DIRECTIONS FOR THIS TASK → Filter these entries so that only lines with the word "site" remain.

Stored items from a collection:
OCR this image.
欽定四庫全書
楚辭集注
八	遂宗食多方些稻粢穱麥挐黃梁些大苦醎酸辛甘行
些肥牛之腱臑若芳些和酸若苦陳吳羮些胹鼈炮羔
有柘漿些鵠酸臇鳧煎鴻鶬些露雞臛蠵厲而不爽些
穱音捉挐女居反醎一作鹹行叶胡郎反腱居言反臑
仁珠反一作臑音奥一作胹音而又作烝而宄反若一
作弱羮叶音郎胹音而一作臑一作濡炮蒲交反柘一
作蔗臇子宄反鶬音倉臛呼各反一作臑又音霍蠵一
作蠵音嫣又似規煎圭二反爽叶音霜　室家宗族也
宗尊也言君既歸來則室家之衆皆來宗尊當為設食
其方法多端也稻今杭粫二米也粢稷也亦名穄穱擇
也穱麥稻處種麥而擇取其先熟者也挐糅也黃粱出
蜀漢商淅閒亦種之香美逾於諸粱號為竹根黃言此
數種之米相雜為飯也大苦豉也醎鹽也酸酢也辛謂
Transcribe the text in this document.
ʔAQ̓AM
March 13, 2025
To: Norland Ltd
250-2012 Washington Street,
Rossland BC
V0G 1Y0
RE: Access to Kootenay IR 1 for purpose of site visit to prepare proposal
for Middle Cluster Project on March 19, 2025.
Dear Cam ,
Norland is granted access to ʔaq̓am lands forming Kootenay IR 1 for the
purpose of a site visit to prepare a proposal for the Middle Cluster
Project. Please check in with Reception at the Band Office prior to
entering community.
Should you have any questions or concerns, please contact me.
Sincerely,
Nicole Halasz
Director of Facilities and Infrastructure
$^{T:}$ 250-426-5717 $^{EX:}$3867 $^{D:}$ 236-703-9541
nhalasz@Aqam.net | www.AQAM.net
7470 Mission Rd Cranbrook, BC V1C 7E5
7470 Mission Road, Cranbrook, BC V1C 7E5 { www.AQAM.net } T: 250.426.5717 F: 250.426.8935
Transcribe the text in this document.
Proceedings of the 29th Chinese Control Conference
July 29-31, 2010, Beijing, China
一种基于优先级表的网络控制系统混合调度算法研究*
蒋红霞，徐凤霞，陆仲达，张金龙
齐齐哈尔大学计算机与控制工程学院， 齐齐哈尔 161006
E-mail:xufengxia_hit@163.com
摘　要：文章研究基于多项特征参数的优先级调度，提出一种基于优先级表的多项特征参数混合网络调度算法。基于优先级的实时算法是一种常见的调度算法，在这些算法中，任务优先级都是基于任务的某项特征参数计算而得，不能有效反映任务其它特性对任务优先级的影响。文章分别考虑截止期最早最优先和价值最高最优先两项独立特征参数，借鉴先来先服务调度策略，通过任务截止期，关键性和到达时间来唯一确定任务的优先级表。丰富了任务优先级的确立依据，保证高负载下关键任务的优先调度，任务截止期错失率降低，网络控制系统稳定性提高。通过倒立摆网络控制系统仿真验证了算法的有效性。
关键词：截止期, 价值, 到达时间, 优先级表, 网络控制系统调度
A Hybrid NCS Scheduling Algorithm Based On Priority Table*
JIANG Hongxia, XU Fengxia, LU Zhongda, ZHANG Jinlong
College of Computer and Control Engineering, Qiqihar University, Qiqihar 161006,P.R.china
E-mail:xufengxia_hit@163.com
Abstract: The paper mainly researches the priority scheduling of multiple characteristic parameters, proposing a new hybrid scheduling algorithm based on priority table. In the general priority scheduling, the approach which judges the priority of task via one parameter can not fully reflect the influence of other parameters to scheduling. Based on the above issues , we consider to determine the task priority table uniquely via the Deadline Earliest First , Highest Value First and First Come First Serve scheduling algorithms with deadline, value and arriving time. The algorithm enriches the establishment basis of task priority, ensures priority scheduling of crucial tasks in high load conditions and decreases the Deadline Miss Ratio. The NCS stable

EXERCISE SOLUTION →
RE: Access to Kootenay IR 1 for purpose of site visit to prepare proposal
purpose of a site visit to prepare a proposal for the Middle Cluster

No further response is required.